____ Data entries
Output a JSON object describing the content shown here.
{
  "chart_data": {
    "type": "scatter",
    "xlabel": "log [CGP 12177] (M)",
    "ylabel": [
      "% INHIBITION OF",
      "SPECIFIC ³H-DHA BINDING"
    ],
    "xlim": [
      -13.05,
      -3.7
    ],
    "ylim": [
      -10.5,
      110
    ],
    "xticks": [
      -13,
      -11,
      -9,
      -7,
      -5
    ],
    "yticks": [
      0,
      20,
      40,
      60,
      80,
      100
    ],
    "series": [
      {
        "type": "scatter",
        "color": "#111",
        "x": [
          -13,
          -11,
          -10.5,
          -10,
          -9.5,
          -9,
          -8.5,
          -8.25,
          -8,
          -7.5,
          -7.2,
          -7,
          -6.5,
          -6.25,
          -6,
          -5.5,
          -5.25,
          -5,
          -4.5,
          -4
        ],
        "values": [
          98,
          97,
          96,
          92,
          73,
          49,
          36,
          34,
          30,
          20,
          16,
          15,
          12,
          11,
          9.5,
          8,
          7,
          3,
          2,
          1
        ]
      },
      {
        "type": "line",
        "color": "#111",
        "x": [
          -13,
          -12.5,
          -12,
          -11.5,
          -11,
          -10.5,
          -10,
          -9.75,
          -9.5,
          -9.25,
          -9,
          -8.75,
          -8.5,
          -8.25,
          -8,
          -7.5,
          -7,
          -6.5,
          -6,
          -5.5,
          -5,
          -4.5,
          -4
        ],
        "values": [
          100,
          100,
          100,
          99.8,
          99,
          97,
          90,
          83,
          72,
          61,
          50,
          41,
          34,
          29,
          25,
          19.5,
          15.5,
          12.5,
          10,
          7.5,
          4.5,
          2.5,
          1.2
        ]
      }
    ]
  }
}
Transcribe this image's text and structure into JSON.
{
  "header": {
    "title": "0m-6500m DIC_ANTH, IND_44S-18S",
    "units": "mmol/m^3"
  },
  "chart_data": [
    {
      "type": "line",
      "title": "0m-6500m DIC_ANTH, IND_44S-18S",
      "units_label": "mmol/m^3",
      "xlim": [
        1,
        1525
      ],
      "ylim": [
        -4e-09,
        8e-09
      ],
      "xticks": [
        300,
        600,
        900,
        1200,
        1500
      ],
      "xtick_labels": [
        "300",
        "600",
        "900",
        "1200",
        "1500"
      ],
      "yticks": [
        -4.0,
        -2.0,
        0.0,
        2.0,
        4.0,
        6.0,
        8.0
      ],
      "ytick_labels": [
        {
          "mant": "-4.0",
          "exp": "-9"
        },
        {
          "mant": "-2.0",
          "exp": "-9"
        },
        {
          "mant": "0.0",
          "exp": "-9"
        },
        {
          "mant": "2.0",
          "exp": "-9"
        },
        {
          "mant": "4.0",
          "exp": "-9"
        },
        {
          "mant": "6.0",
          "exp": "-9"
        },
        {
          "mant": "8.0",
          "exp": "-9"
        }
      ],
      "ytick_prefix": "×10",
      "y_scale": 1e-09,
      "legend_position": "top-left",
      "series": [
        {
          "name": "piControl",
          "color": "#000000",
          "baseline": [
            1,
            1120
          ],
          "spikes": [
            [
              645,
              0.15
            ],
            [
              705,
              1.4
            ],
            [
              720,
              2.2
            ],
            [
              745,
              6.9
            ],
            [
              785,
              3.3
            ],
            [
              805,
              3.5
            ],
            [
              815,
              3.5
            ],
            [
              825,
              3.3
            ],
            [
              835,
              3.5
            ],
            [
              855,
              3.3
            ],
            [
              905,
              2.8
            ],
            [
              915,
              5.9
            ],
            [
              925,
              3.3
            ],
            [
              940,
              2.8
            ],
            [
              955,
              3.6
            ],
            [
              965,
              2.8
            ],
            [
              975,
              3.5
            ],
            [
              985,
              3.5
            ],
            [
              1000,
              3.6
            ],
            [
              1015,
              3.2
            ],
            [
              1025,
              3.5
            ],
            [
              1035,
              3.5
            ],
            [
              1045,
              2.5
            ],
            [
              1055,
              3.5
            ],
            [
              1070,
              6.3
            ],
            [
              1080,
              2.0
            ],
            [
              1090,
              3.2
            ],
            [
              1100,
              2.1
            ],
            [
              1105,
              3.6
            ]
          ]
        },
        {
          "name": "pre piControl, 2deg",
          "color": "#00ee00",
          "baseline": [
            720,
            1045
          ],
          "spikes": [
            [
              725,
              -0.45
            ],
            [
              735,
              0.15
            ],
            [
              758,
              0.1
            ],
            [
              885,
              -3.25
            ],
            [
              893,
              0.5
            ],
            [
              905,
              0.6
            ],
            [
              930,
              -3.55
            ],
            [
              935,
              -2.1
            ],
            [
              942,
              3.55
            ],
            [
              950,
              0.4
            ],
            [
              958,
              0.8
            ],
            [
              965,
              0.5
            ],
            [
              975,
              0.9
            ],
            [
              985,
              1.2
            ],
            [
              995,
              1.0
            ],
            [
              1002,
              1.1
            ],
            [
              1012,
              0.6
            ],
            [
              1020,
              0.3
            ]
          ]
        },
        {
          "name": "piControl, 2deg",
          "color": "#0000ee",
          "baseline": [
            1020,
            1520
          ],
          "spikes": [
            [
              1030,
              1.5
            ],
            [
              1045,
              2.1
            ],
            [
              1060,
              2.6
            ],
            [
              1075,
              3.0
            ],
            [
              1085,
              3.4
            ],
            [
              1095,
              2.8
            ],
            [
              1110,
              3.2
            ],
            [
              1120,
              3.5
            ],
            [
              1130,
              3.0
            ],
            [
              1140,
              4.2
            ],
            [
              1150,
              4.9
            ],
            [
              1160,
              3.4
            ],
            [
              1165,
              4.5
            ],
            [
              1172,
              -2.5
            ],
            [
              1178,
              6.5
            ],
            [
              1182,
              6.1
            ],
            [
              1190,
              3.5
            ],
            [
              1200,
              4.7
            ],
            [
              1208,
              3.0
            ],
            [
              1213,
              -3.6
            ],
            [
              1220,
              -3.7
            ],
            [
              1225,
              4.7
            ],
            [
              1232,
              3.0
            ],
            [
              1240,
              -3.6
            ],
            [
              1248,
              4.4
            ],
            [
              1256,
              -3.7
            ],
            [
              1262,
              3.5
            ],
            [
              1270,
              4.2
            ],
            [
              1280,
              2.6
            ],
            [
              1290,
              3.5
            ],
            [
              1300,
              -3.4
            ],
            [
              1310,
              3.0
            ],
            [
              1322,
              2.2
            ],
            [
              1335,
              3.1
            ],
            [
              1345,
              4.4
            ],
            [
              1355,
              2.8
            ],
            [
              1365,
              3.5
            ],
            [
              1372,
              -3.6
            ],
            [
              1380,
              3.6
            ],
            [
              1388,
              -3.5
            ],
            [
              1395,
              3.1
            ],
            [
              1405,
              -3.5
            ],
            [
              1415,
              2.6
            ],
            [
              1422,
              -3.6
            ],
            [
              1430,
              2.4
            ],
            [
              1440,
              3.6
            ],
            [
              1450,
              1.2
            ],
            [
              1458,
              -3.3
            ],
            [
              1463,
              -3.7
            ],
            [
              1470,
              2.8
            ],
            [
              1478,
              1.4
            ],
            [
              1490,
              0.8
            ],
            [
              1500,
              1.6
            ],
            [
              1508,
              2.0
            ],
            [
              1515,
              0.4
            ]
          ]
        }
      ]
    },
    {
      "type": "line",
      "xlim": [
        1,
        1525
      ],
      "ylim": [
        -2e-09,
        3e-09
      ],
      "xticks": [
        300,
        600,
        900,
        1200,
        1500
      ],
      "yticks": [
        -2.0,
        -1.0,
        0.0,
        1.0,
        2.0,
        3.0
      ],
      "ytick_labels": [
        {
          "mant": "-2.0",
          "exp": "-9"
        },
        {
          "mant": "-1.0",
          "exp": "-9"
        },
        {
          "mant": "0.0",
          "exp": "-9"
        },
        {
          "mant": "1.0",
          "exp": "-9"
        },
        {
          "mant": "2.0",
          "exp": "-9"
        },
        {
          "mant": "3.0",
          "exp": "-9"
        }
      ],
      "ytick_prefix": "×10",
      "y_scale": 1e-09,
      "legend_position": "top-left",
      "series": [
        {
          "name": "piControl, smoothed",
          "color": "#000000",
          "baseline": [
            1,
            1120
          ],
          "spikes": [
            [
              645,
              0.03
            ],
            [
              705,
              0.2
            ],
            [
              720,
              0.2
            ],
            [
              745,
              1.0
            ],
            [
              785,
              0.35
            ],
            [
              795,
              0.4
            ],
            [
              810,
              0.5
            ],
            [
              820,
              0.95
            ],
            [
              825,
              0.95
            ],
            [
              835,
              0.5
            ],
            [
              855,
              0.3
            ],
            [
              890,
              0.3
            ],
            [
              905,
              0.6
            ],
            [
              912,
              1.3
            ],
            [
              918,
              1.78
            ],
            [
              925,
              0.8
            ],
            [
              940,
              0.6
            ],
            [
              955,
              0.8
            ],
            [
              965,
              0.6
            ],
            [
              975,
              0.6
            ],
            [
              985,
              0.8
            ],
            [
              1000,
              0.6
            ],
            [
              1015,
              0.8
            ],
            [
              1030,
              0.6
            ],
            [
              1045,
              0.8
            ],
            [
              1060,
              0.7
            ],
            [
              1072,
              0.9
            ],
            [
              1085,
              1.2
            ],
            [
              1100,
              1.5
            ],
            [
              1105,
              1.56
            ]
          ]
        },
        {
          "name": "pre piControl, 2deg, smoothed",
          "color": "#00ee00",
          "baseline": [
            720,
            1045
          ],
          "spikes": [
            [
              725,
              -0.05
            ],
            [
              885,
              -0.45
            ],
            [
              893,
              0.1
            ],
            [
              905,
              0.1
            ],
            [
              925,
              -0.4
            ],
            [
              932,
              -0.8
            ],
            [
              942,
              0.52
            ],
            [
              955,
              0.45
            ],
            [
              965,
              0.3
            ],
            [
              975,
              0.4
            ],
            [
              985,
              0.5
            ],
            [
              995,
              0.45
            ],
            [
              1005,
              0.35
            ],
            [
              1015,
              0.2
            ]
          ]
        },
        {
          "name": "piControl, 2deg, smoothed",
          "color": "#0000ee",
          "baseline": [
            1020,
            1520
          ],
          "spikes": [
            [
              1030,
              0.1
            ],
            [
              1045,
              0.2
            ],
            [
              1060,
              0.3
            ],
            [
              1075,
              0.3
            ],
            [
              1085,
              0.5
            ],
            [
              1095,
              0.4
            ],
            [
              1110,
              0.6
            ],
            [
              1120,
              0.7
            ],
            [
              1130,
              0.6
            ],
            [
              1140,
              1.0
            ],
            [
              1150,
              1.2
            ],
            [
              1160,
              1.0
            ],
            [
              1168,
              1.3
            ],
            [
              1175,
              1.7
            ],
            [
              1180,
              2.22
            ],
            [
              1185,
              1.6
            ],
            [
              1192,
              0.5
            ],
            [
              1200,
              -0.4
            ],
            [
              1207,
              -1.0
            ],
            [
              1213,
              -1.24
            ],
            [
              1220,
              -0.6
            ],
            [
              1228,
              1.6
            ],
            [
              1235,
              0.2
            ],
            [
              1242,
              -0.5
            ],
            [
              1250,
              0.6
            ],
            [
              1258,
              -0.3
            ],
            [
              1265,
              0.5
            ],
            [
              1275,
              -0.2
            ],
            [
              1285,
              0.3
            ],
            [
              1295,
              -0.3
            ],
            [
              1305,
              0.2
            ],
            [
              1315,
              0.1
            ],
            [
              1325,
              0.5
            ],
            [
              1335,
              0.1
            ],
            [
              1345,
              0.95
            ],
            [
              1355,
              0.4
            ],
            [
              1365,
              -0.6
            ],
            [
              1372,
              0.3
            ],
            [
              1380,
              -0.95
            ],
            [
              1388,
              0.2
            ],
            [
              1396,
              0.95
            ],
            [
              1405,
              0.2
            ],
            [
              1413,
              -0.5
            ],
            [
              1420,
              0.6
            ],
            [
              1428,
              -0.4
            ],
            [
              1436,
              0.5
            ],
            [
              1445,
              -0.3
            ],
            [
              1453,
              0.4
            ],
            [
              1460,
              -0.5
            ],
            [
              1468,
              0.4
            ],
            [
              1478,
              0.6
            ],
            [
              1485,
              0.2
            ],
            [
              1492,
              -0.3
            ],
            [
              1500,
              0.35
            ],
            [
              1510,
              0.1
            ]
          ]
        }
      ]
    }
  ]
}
________
▶ Your goal
Please list every line of the records that contains "JSON".

▶ Correct result
Output a JSON object describing the content shown here.
Transcribe this image's text and structure into JSON.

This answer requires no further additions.